_TASK GOAL_. Exact reproduction of the data is required, with images excluded.
** start DATA ROWS **
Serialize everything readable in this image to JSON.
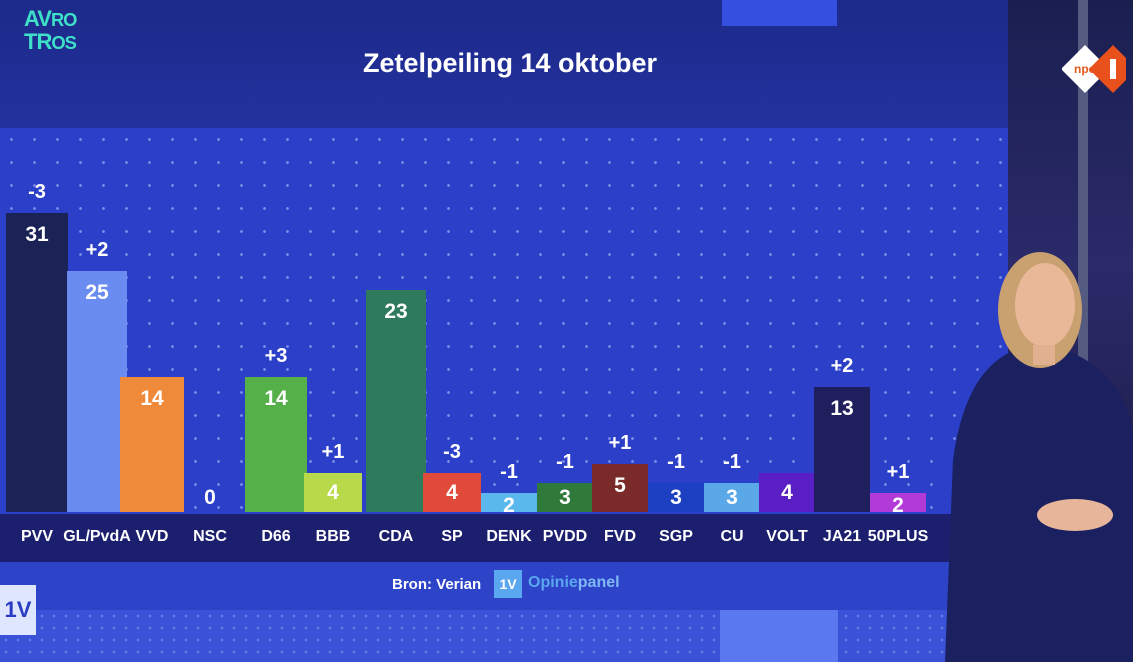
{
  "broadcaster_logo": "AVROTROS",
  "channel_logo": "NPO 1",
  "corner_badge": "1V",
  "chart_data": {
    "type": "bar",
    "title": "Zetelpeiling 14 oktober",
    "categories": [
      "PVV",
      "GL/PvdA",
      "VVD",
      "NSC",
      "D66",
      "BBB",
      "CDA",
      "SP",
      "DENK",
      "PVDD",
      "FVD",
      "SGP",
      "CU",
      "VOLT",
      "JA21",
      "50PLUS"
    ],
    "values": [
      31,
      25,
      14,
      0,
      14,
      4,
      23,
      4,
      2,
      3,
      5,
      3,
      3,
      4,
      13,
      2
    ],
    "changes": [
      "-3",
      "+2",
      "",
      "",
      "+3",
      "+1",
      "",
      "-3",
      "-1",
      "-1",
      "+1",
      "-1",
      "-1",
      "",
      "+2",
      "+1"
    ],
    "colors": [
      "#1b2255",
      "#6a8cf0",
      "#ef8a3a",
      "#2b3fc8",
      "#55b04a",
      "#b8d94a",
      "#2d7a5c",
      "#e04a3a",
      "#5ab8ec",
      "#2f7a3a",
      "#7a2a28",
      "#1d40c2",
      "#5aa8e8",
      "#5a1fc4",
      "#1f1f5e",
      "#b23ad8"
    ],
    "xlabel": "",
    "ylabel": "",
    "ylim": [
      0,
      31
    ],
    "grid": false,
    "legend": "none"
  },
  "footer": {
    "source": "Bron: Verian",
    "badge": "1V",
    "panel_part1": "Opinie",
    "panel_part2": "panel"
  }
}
** end DATA ROWS **
_WRITTEN SOLUTION_.
Serialize everything readable in this image to JSON.
{
  "broadcaster_logo": "AVROTROS",
  "channel_logo": "NPO 1",
  "corner_badge": "1V",
  "chart_data": {
    "type": "bar",
    "title": "Zetelpeiling 14 oktober",
    "categories": [
      "PVV",
      "GL/PvdA",
      "VVD",
      "NSC",
      "D66",
      "BBB",
      "CDA",
      "SP",
      "DENK",
      "PVDD",
      "FVD",
      "SGP",
      "CU",
      "VOLT",
      "JA21",
      "50PLUS"
    ],
    "values": [
      31,
      25,
      14,
      0,
      14,
      4,
      23,
      4,
      2,
      3,
      5,
      3,
      3,
      4,
      13,
      2
    ],
    "changes": [
      "-3",
      "+2",
      "",
      "",
      "+3",
      "+1",
      "",
      "-3",
      "-1",
      "-1",
      "+1",
      "-1",
      "-1",
      "",
      "+2",
      "+1"
    ],
    "colors": [
      "#1b2255",
      "#6a8cf0",
      "#ef8a3a",
      "#2b3fc8",
      "#55b04a",
      "#b8d94a",
      "#2d7a5c",
      "#e04a3a",
      "#5ab8ec",
      "#2f7a3a",
      "#7a2a28",
      "#1d40c2",
      "#5aa8e8",
      "#5a1fc4",
      "#1f1f5e",
      "#b23ad8"
    ],
    "xlabel": "",
    "ylabel": "",
    "ylim": [
      0,
      31
    ],
    "grid": false,
    "legend": "none"
  },
  "footer": {
    "source": "Bron: Verian",
    "badge": "1V",
    "panel_part1": "Opinie",
    "panel_part2": "panel"
  }
}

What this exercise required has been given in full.